Every entry that follows should be repeated exactly; drop the images.
* Begin TASK MATERIAL *
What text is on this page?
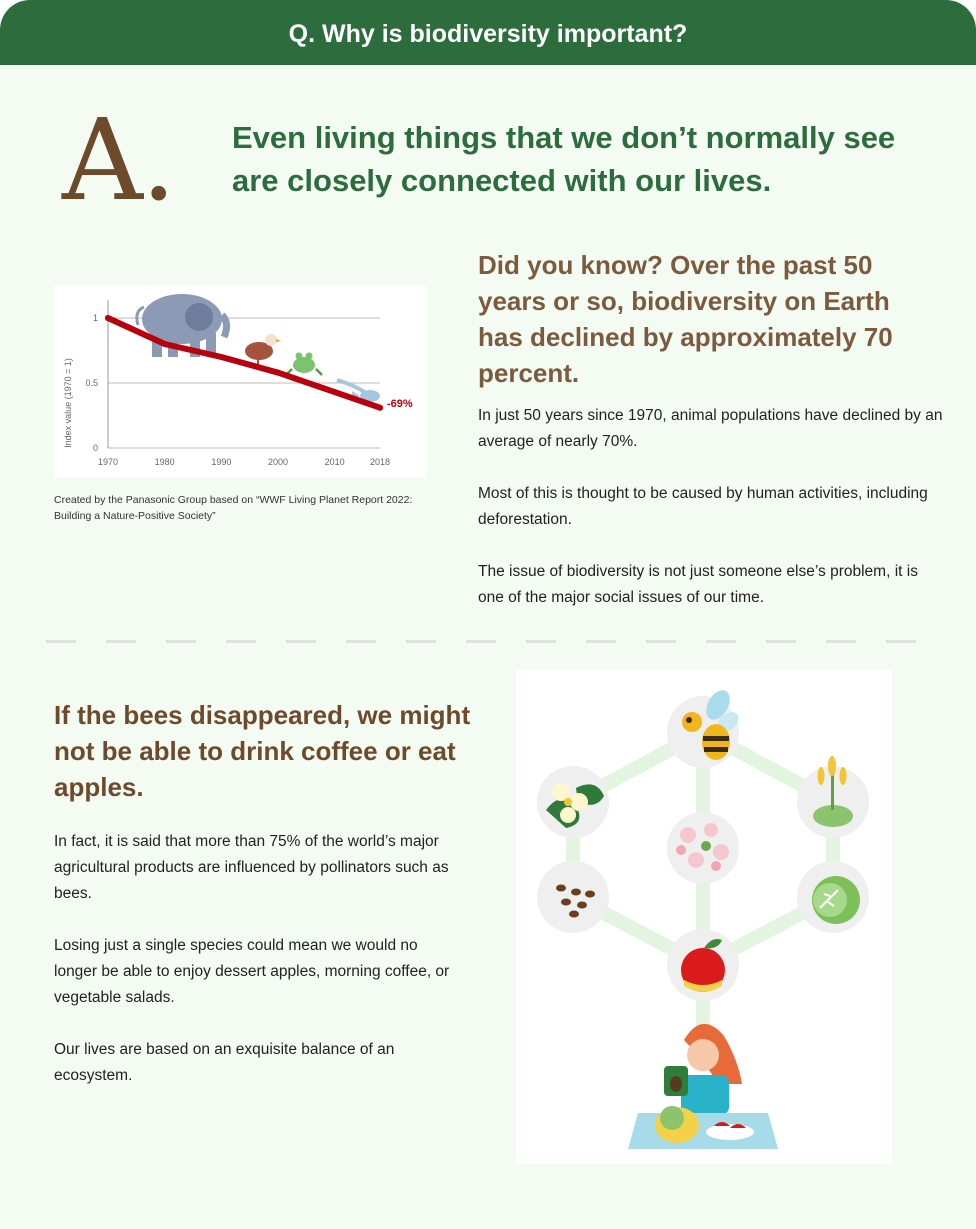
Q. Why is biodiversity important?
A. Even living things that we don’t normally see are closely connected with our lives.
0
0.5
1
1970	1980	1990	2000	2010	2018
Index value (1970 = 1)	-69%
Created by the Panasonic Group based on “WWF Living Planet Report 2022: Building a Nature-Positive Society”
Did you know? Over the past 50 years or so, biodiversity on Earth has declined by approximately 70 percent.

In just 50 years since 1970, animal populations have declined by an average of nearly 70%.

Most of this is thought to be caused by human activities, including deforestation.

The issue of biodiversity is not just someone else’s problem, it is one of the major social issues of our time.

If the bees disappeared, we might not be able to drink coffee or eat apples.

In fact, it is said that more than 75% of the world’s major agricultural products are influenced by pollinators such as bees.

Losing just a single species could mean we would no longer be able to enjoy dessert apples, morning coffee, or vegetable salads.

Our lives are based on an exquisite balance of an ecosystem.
* End TASK MATERIAL *
§ PROBLEM SOLUTION:
What text is on this page?
Q. Why is biodiversity important?
A. Even living things that we don’t normally see are closely connected with our lives.
0
0.5
1
1970	1980	1990	2000	2010	2018
Index value (1970 = 1)	-69%
Created by the Panasonic Group based on “WWF Living Planet Report 2022: Building a Nature-Positive Society”
Did you know? Over the past 50 years or so, biodiversity on Earth has declined by approximately 70 percent.

In just 50 years since 1970, animal populations have declined by an average of nearly 70%.

Most of this is thought to be caused by human activities, including deforestation.

The issue of biodiversity is not just someone else’s problem, it is one of the major social issues of our time.

If the bees disappeared, we might not be able to drink coffee or eat apples.

In fact, it is said that more than 75% of the world’s major agricultural products are influenced by pollinators such as bees.

Losing just a single species could mean we would no longer be able to enjoy dessert apples, morning coffee, or vegetable salads.

Our lives are based on an exquisite balance of an ecosystem.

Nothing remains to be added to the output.